• THE PROBLEM
Count how many lines of the data include "paid". The answer is that number and nothing else.

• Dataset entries

%%

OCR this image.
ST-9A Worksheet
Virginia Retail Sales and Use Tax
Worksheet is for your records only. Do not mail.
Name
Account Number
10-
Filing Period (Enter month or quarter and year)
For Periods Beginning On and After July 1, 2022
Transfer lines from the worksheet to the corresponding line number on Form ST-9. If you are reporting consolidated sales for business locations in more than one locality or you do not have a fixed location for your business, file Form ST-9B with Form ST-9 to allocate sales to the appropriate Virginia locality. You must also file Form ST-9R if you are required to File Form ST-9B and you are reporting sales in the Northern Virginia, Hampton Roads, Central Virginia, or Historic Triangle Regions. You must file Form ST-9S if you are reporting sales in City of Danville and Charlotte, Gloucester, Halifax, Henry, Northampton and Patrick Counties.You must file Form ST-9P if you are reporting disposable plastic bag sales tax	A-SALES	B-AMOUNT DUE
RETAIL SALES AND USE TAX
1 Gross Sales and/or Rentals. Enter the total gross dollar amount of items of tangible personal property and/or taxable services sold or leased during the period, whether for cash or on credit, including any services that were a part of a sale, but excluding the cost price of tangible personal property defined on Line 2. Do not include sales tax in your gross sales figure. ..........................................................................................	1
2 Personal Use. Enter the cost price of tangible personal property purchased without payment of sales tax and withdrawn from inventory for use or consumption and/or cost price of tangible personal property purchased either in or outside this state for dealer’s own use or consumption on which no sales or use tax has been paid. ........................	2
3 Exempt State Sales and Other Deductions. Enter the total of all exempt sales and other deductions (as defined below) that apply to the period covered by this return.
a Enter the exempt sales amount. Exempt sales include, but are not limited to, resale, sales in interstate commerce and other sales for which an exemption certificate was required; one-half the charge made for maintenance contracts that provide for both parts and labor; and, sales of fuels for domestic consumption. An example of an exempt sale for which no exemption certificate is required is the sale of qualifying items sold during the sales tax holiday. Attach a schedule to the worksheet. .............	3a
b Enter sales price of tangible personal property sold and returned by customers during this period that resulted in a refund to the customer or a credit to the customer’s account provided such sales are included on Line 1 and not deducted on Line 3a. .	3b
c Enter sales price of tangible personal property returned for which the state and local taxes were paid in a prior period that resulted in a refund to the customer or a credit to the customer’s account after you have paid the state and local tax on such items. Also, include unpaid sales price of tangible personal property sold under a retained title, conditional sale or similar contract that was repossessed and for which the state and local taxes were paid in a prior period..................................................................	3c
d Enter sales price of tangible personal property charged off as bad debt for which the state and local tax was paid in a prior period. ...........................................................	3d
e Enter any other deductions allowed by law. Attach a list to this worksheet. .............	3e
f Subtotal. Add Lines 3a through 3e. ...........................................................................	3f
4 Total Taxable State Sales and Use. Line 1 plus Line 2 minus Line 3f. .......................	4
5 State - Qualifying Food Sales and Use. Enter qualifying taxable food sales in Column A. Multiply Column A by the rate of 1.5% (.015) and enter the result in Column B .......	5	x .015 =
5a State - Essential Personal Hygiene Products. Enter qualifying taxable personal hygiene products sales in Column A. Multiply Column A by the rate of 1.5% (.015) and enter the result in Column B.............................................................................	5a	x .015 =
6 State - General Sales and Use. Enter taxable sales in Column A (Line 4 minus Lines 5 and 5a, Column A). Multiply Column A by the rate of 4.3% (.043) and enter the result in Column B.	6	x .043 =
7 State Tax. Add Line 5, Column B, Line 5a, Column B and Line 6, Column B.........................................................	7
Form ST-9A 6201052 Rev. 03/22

%%

• WRITTEN RESPONSE
3